(Records excerpted from a collection)
====

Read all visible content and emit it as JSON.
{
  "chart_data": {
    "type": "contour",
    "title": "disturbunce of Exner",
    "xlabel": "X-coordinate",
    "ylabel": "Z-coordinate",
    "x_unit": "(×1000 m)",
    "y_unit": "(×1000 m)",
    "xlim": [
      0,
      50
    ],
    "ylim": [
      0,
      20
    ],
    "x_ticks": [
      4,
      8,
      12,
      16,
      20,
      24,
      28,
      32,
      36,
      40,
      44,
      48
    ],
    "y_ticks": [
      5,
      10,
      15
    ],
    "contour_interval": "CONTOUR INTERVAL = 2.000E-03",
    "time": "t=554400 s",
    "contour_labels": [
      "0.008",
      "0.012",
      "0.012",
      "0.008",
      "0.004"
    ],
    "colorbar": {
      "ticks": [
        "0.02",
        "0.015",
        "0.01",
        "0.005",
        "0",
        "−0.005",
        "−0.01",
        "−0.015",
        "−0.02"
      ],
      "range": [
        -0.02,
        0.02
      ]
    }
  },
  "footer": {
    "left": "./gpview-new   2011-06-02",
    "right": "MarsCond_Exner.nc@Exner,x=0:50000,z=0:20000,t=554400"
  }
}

====

GIVEN EXERCISE: All of the lines above must be returned exactly.

RESPONSE BELOW:
Read all visible content and emit it as JSON.
{
  "chart_data": {
    "type": "contour",
    "title": "disturbunce of Exner",
    "xlabel": "X-coordinate",
    "ylabel": "Z-coordinate",
    "x_unit": "(×1000 m)",
    "y_unit": "(×1000 m)",
    "xlim": [
      0,
      50
    ],
    "ylim": [
      0,
      20
    ],
    "x_ticks": [
      4,
      8,
      12,
      16,
      20,
      24,
      28,
      32,
      36,
      40,
      44,
      48
    ],
    "y_ticks": [
      5,
      10,
      15
    ],
    "contour_interval": "CONTOUR INTERVAL = 2.000E-03",
    "time": "t=554400 s",
    "contour_labels": [
      "0.008",
      "0.012",
      "0.012",
      "0.008",
      "0.004"
    ],
    "colorbar": {
      "ticks": [
        "0.02",
        "0.015",
        "0.01",
        "0.005",
        "0",
        "−0.005",
        "−0.01",
        "−0.015",
        "−0.02"
      ],
      "range": [
        -0.02,
        0.02
      ]
    }
  },
  "footer": {
    "left": "./gpview-new   2011-06-02",
    "right": "MarsCond_Exner.nc@Exner,x=0:50000,z=0:20000,t=554400"
  }
}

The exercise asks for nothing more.